» **Requirements**
Restate all of the data exactly.

[Start]

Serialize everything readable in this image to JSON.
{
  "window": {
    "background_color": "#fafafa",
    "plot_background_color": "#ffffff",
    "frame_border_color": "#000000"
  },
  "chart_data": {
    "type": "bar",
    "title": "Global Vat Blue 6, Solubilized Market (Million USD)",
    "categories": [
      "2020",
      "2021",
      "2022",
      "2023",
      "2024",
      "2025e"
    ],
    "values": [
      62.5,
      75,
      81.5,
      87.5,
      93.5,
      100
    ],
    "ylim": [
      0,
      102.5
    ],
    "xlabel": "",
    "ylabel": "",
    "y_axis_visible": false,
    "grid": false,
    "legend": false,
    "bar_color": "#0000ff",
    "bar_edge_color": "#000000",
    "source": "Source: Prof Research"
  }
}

[End]

» **Output below**
Serialize everything readable in this image to JSON.
{
  "window": {
    "background_color": "#fafafa",
    "plot_background_color": "#ffffff",
    "frame_border_color": "#000000"
  },
  "chart_data": {
    "type": "bar",
    "title": "Global Vat Blue 6, Solubilized Market (Million USD)",
    "categories": [
      "2020",
      "2021",
      "2022",
      "2023",
      "2024",
      "2025e"
    ],
    "values": [
      62.5,
      75,
      81.5,
      87.5,
      93.5,
      100
    ],
    "ylim": [
      0,
      102.5
    ],
    "xlabel": "",
    "ylabel": "",
    "y_axis_visible": false,
    "grid": false,
    "legend": false,
    "bar_color": "#0000ff",
    "bar_edge_color": "#000000",
    "source": "Source: Prof Research"
  }
}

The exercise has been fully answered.